━━━ Data extract

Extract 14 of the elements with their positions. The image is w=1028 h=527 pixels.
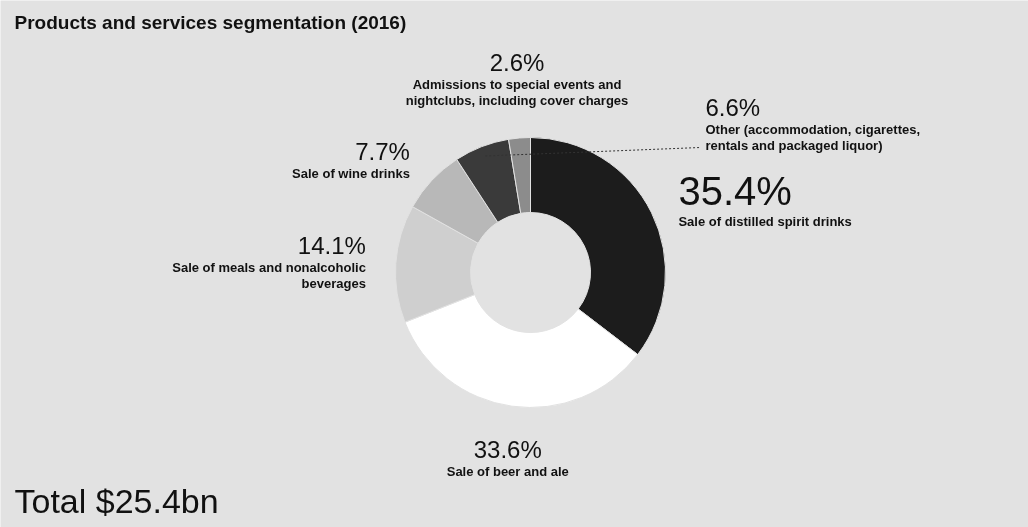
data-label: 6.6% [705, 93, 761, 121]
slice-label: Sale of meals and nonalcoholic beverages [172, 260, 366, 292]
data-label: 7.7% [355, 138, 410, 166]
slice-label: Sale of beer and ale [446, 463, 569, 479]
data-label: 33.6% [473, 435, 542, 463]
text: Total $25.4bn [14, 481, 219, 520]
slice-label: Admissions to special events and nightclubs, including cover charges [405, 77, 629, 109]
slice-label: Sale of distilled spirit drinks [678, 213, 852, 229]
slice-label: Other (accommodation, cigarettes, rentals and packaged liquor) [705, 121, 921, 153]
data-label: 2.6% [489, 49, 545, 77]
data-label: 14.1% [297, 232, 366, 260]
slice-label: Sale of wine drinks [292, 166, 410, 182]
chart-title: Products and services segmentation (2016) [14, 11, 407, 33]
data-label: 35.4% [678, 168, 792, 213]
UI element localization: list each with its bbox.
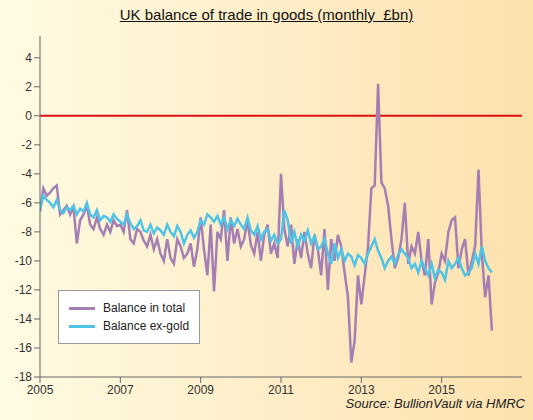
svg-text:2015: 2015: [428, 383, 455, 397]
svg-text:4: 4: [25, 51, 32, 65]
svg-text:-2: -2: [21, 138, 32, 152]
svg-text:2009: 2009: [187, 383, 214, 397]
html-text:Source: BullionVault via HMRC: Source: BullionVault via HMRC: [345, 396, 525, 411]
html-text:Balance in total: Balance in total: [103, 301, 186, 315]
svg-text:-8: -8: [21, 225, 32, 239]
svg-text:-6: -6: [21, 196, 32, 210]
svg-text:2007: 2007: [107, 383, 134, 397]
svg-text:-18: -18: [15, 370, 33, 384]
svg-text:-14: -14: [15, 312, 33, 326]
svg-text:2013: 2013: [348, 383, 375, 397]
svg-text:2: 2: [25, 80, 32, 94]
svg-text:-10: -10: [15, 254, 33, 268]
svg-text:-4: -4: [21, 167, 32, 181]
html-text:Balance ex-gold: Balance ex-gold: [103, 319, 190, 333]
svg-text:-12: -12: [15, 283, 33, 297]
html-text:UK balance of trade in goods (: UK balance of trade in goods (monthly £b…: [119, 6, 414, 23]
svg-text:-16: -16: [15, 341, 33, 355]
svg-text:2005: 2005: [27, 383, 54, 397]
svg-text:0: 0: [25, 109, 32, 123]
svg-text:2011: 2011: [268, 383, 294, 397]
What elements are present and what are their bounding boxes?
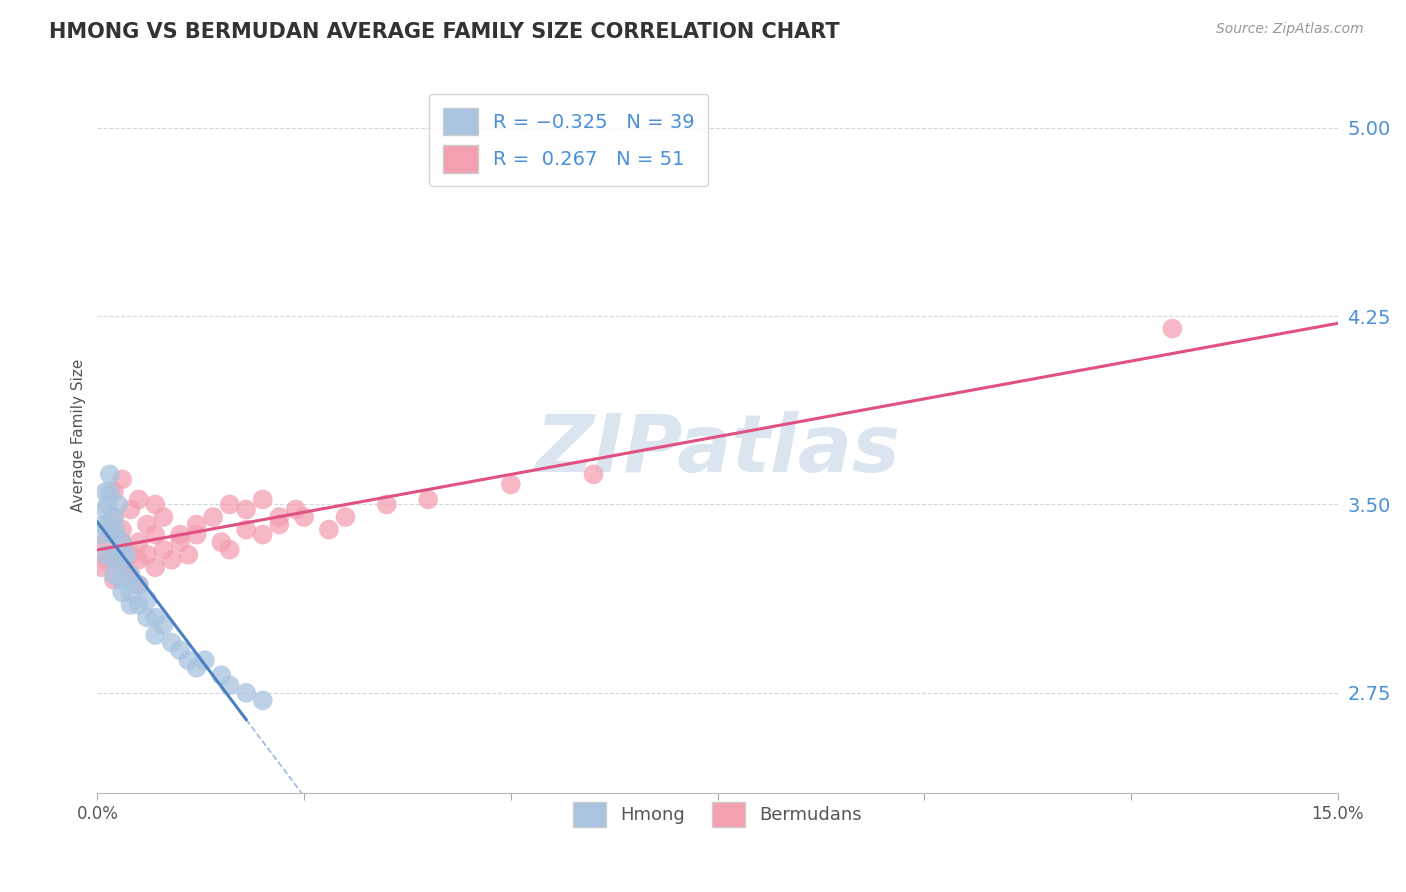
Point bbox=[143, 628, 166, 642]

━━━━━━

Objective: Reproduce every one of the entries above word for word, leaving out the pictures.

Exercise response:
Extract 14 of the elements with their positions. The image is w=1028 h=527 pixels.
data-label: 6.6% [705, 93, 761, 121]
slice-label: Sale of meals and nonalcoholic beverages [172, 260, 366, 292]
data-label: 7.7% [355, 138, 410, 166]
slice-label: Sale of beer and ale [446, 463, 569, 479]
data-label: 33.6% [473, 435, 542, 463]
text: Total $25.4bn [14, 481, 219, 520]
slice-label: Admissions to special events and nightclubs, including cover charges [405, 77, 629, 109]
slice-label: Sale of distilled spirit drinks [678, 213, 852, 229]
slice-label: Other (accommodation, cigarettes, rentals and packaged liquor) [705, 121, 921, 153]
data-label: 2.6% [489, 49, 545, 77]
data-label: 14.1% [297, 232, 366, 260]
slice-label: Sale of wine drinks [292, 166, 410, 182]
chart-title: Products and services segmentation (2016) [14, 11, 407, 33]
data-label: 35.4% [678, 168, 792, 213]
UI element localization: list each with its bbox.
svg-text:2015: 2015: [428, 383, 455, 397]
svg-text:4: 4: [25, 51, 32, 65]
svg-text:-2: -2: [21, 138, 32, 152]
svg-text:2009: 2009: [187, 383, 214, 397]
html-text:Source: BullionVault via HMRC: Source: BullionVault via HMRC: [345, 396, 525, 411]
html-text:Balance in total: Balance in total: [103, 301, 186, 315]
svg-text:-8: -8: [21, 225, 32, 239]
svg-text:-6: -6: [21, 196, 32, 210]
svg-text:2007: 2007: [107, 383, 134, 397]
svg-text:-18: -18: [15, 370, 33, 384]
svg-text:-14: -14: [15, 312, 33, 326]
svg-text:2013: 2013: [348, 383, 375, 397]
svg-text:2: 2: [25, 80, 32, 94]
svg-text:-10: -10: [15, 254, 33, 268]
svg-text:-4: -4: [21, 167, 32, 181]
html-text:Balance ex-gold: Balance ex-gold: [103, 319, 190, 333]
svg-text:-12: -12: [15, 283, 33, 297]
html-text:UK balance of trade in goods (: UK balance of trade in goods (monthly £b…: [119, 6, 414, 23]
svg-text:-16: -16: [15, 341, 33, 355]
svg-text:2005: 2005: [27, 383, 54, 397]
svg-text:0: 0: [25, 109, 32, 123]
svg-text:2011: 2011: [268, 383, 294, 397]
What elements are present and what are their bounding boxes?
Point bbox=[143, 628, 166, 642]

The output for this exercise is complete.